• _SELECTION_
start

# Lab: Compare N-Gram Models and Transformer Language Models
## Purpose:
- Intro to xformer models
- Compare n-gram models w/ xformer models

### Topics:
- Transformer model (Gemma-1B)
- Probability distribution
- Token prediction

Date: 2026-02-18

Source: https://colab.research.google.com/github/google-deepmind/ai-foundations/blob/master/course_1/gdm_lab_1_3_compare_n_gram_models_and_transformer_language_models.ipynb

References: https://github.com/google-deepmind/ai-foundations
- GDM GH repo used in AI training courses at the university & college level.

Lab evaluation criteria:

**Fluency**: Does it read naturally? Grammar, punctuation, sentence length.
**Coherence**: Does it make logical sense and stay on topic? Does it ramble? Could it have been produced by a human? As language models are predicting one token at a time, the end of a generation may be about a different topic than its beginning.

end

• _AIM 1_
List every topic named under the "Topics" heading in the lab notes.
• _AIM 2_
Please repeat the lab notes from "- Probability distribution" up to and including "than its beginning.".
• _AIM 3_
Go on with the lab notes on comparing n-gram and transformer models, starting after their last line.
You can ignore the records that come next.

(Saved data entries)
start

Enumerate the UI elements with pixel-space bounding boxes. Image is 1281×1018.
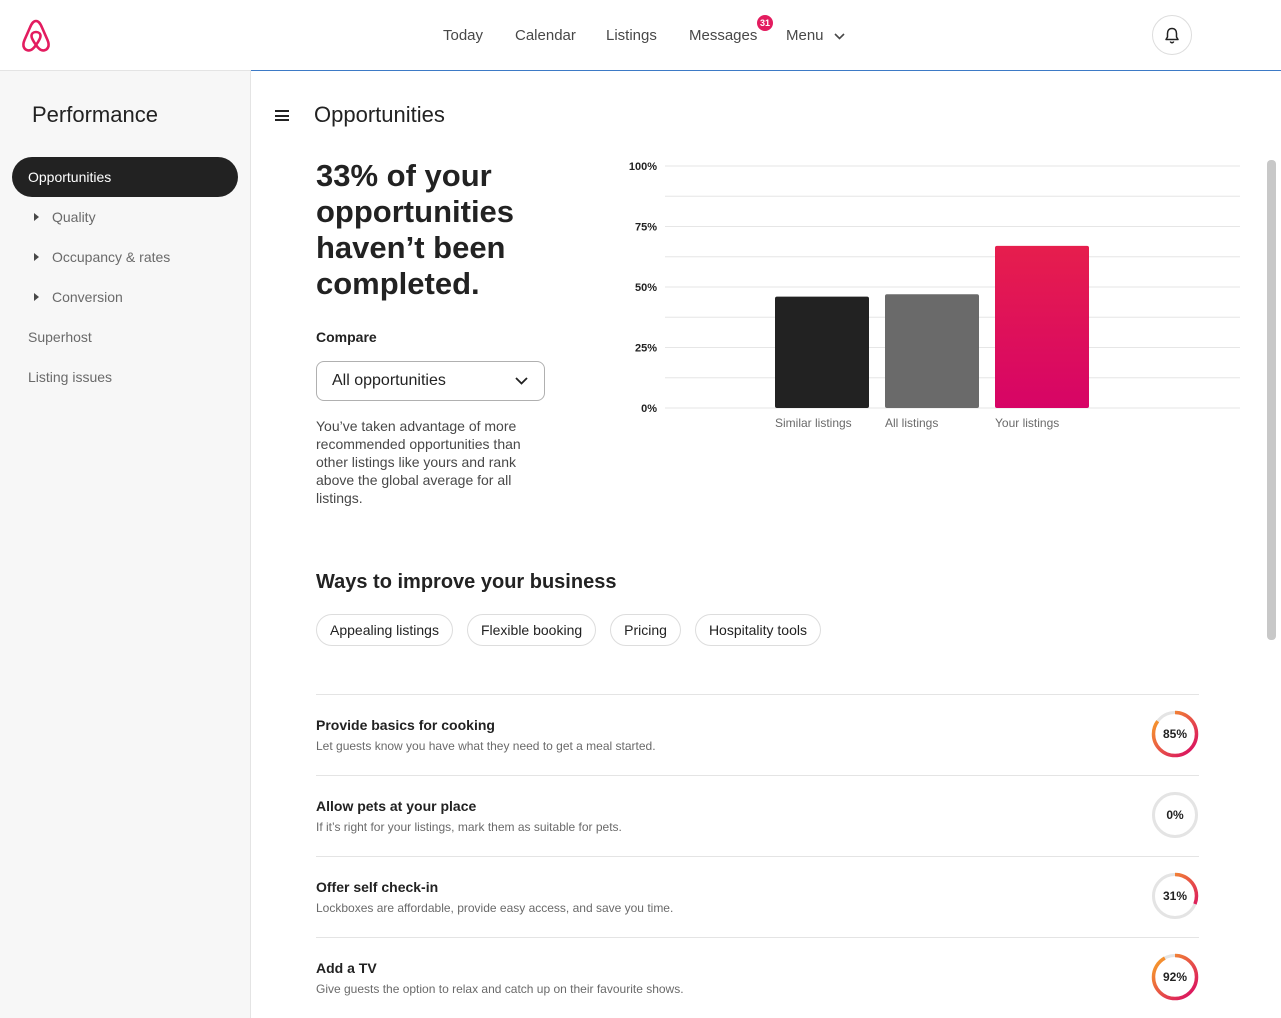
opportunity-subtitle: Lockboxes are affordable, provide easy a… [316,901,674,915]
hamburger-menu-icon[interactable] [275,110,289,121]
progress-ring-fill [1151,872,1199,920]
chip-appealing-listings[interactable]: Appealing listings [316,614,453,646]
bell-icon [1165,27,1179,44]
nav-today[interactable]: Today [443,27,484,44]
progress-percent: 85% [1162,727,1188,741]
y-tick-label: 25% [635,343,657,355]
sidebar-item-listing-issues[interactable]: Listing issues [28,369,113,385]
section-title: Ways to improve your business [316,571,617,593]
nav-calendar[interactable]: Calendar [515,27,576,44]
x-tick-label: All listings [885,416,938,430]
progress-percent: 0% [1166,808,1184,822]
content-top-border [251,70,1281,71]
nav-listings[interactable]: Listings [606,27,657,44]
compare-select-value: All opportunities [332,372,446,389]
bar-similar-listings [775,296,869,408]
chart-svg: 0% 25% 50% 75% 100% Similar listings All listi… [629,161,1240,430]
nav-menu[interactable]: Menu [786,27,845,44]
nav-messages[interactable]: Messages [689,27,758,44]
x-tick-label: Similar listings [775,416,852,430]
progress-ring [1152,792,1198,838]
chevron-down-icon [834,32,845,40]
progress-ring [1151,872,1199,920]
list-item[interactable]: Offer self check-in Lockboxes are afford… [316,856,1199,937]
caret-right-icon [34,293,39,301]
opportunity-subtitle: If it’s right for your listings, mark th… [316,820,622,834]
y-tick-label: 50% [635,282,657,294]
progress-ring [1151,953,1199,1001]
sidebar-title: Performance [32,102,158,127]
caret-right-icon [34,213,39,221]
list-item[interactable]: Allow pets at your place If it’s right f… [316,775,1199,856]
sidebar: Performance Opportunities Quality Occupa… [0,71,251,1018]
chip-flexible-booking[interactable]: Flexible booking [466,614,597,646]
y-tick-label: 0% [641,403,657,415]
sidebar-item-superhost[interactable]: Superhost [28,329,92,345]
opportunity-title: Add a TV [316,960,377,976]
progress-ring [1151,710,1199,758]
opportunities-headline: 33% of your opportunities haven’t been c… [316,158,515,301]
list-item[interactable]: Add a TV Give guests the option to relax… [316,937,1199,1018]
comparison-description: You’ve taken advantage of more recommend… [316,418,521,506]
progress-ring-fill [1151,710,1199,758]
chip-pricing[interactable]: Pricing [610,614,681,646]
progress-ring-fill [1151,953,1199,1001]
compare-select[interactable]: All opportunities [316,361,545,401]
sidebar-item-quality[interactable]: Quality [52,209,96,225]
progress-percent: 92% [1162,970,1188,984]
filter-chips: Appealing listings Flexible booking Pric… [316,614,821,646]
sidebar-item-opportunities[interactable]: Opportunities [12,157,238,197]
y-tick-label: 75% [635,222,657,234]
sidebar-item-occupancy-rates[interactable]: Occupancy & rates [52,249,171,265]
notifications-button[interactable] [1152,15,1192,55]
scrollbar[interactable] [1267,160,1276,640]
chevron-down-icon [515,377,528,385]
caret-right-icon [34,253,39,261]
compare-label: Compare [316,329,377,345]
page-title: Opportunities [314,102,445,127]
messages-badge: 31 [757,15,773,31]
list-item[interactable]: Provide basics for cooking Let guests kn… [316,694,1199,775]
opportunity-title: Provide basics for cooking [316,717,495,733]
bar-all-listings [885,294,979,408]
opportunity-title: Offer self check-in [316,879,439,895]
top-navigation-bar: Today Calendar Listings Messages 31 Menu [0,0,1281,71]
chip-hospitality-tools[interactable]: Hospitality tools [694,614,821,646]
x-tick-label: Your listings [995,416,1059,430]
opportunity-list: Provide basics for cooking Let guests kn… [316,694,1199,1018]
airbnb-logo-icon[interactable] [20,18,52,54]
y-tick-label: 100% [629,161,657,173]
opportunity-title: Allow pets at your place [316,798,477,814]
bar-your-listings [995,245,1089,408]
progress-ring-track [1152,792,1198,838]
opportunity-subtitle: Let guests know you have what they need … [316,739,656,753]
nav-menu-label: Menu [786,27,824,44]
progress-percent: 31% [1162,889,1188,903]
opportunity-subtitle: Give guests the option to relax and catc… [316,982,684,996]
opportunities-bar-chart: 0% 25% 50% 75% 100% Similar listings All listi… [620,150,1260,450]
sidebar-item-conversion[interactable]: Conversion [52,289,123,305]
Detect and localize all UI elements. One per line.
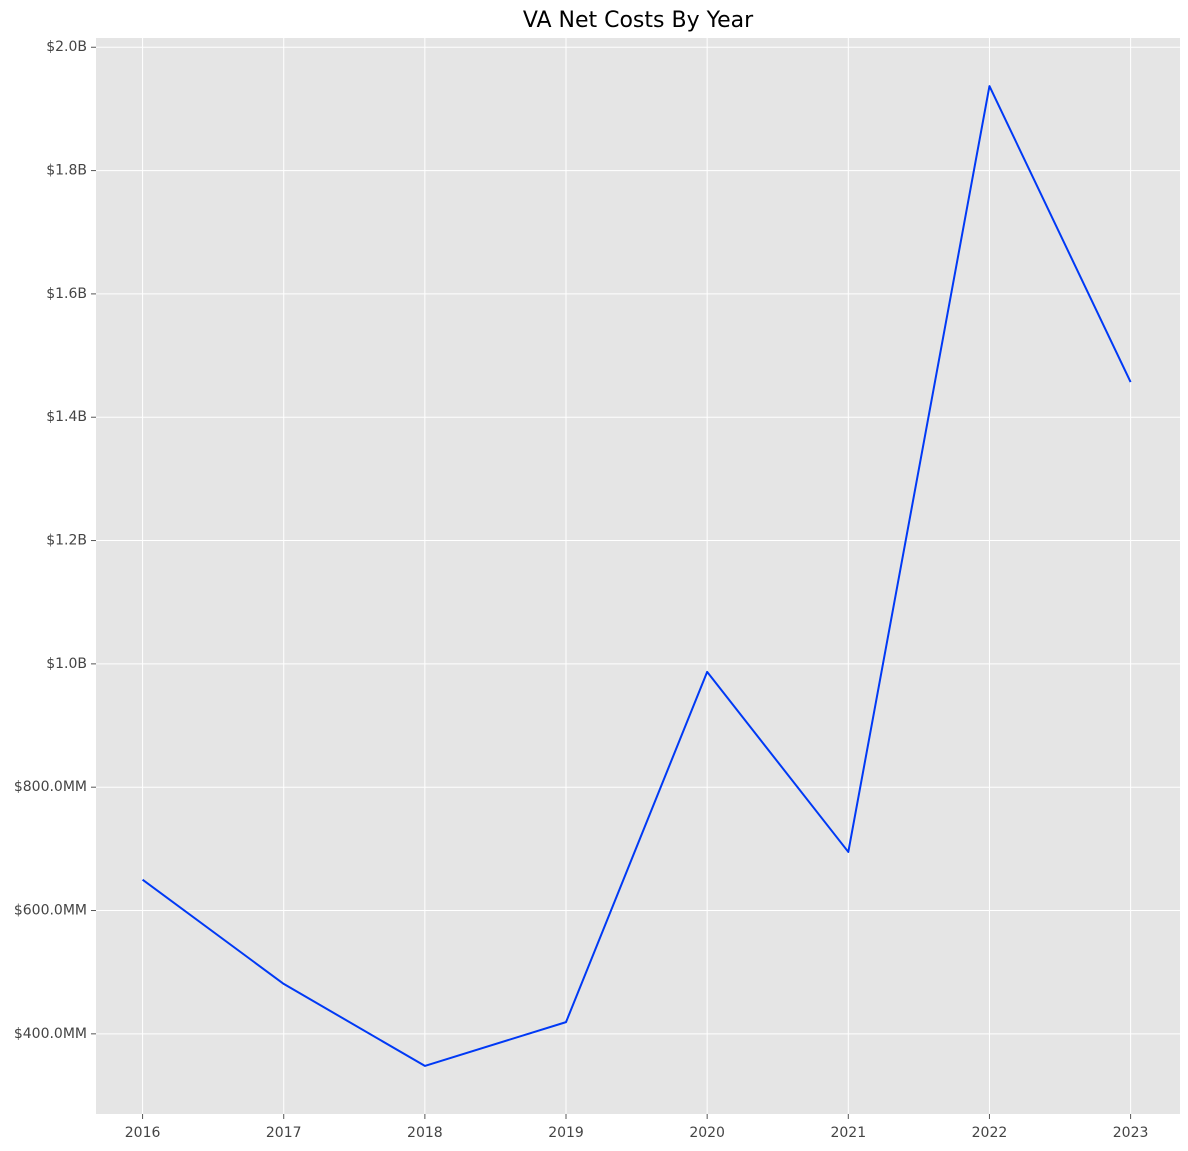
x-tick-label: 2017 [266, 1125, 302, 1141]
y-tick-label: $2.0B [46, 39, 87, 55]
y-tick-label: $1.8B [46, 163, 87, 179]
x-tick-label: 2018 [407, 1125, 443, 1141]
chart-title: VA Net Costs By Year [523, 8, 754, 33]
y-tick-label: $1.4B [46, 409, 87, 425]
plot-area [96, 38, 1180, 1114]
x-tick-label: 2016 [125, 1125, 161, 1141]
y-tick-label: $1.6B [46, 286, 87, 302]
data-line [141, 85, 1132, 1067]
x-tick-label: 2022 [972, 1125, 1008, 1141]
y-tick-label: $600.0MM [14, 903, 87, 919]
x-tick-label: 2021 [830, 1125, 866, 1141]
y-tick-label: $800.0MM [14, 779, 87, 795]
x-tick-label: 2020 [689, 1125, 725, 1141]
x-tick-label: 2023 [1113, 1125, 1149, 1141]
y-tick-label: $1.2B [46, 533, 87, 549]
y-tick-label: $400.0MM [14, 1026, 87, 1042]
y-tick-label: $1.0B [46, 656, 87, 672]
x-tick-label: 2019 [548, 1125, 584, 1141]
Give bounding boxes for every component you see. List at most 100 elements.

end

• _EXERCISE OUTPUT 1_
- Transformer model (Gemma-1B)
- Probability distribution
- Token prediction

• _EXERCISE OUTPUT 2_
- Probability distribution
- Token prediction

Date: 2026-02-18

Source: https://colab.research.google.com/github/google-deepmind/ai-foundations/blob/master/course_1/gdm_lab_1_3_compare_n_gram_models_and_transformer_language_models.ipynb

References: https://github.com/google-deepmind/ai-foundations
- GDM GH repo used in AI training courses at the university & college level.

Lab evaluation criteria:

**Fluency**: Does it read naturally? Grammar, punctuation, sentence length.
**Coherence**: Does it make logical sense and stay on topic? Does it ramble? Could it have been produced by a human? As language models are predicting one token at a time, the end of a generation may be about a different topic than its beginning.

• _EXERCISE OUTPUT 3_
**Relevance**: Does it fit the context or prompt?
**Bias**: Does the output promote inequalities? Language models are trained on human-written data that likely include biases and promote stereotypes. You may observe very stereotypical outputs that could promote inequalities in the generations of a model.

In [None]:
%%capture
!pip install orbax-checkpoint==0.11.21 jax[cuda12]==0.7.2
!pip install "git+https://github.com/google-deepmind/ai-foundations.git@main"

# Packages used.
import os # For setting a variable needed to load the model onto the GPU.
import pandas as pd # For loading the Africa Galore dataset.

# Functions for clearing outputs and formatting.
from IPython.display import clear_output, display, HTML

# Functions for generating texts with a language model, visualizing probability
# distributions, and loading an n-gram model.
from ai_foundations import generation
from ai_foundations import visualizations
from ai_foundations.ngram import model as ngram_model

# Set the full GPU memory usage for JAX.
os.environ["XLA_PYTHON_CLIENT_MEM_FRACTION"] = "1.00"

### Load the models
Use the Africa Galore dataset again.

In [None]:
# Load the Africa Galore dataset.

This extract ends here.